> [Records for this task]
start

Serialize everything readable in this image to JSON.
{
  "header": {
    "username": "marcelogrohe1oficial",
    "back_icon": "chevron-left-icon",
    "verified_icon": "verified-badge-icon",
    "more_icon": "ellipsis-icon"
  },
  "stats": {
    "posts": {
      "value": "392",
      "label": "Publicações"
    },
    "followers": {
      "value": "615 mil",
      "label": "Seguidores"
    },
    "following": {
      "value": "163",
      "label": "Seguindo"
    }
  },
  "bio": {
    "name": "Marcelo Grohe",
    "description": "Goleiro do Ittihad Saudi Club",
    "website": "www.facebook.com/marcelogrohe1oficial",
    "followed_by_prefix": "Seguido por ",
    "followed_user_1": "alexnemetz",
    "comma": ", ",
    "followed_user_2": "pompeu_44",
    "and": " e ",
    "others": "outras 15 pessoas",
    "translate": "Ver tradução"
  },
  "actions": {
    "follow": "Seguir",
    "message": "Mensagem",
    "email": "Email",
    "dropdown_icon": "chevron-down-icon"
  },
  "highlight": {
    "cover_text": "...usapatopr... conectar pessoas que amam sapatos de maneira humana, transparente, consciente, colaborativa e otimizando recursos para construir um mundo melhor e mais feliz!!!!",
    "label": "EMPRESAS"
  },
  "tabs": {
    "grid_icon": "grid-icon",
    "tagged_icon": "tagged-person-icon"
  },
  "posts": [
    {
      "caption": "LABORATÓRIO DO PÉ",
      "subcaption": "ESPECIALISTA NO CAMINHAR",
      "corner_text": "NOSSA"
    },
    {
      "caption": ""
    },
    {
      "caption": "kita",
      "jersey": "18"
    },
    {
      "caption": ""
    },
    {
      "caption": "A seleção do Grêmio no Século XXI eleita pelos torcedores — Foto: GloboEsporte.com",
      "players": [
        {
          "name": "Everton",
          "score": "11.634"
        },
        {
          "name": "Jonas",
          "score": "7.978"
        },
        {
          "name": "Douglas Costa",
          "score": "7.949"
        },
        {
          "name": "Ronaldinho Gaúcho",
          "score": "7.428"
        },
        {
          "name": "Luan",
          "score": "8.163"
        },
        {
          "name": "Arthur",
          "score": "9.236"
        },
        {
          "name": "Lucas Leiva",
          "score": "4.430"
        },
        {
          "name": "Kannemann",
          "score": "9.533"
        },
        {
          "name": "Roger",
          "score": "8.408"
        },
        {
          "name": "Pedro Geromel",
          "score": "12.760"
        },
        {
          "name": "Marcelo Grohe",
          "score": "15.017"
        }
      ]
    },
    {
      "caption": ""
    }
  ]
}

end

> [What to produce] Scan the material above for the string "chevron" and report each line where you find it.

> [Task solution]
    "back_icon": "chevron-left-icon",
    "dropdown_icon": "chevron-down-icon"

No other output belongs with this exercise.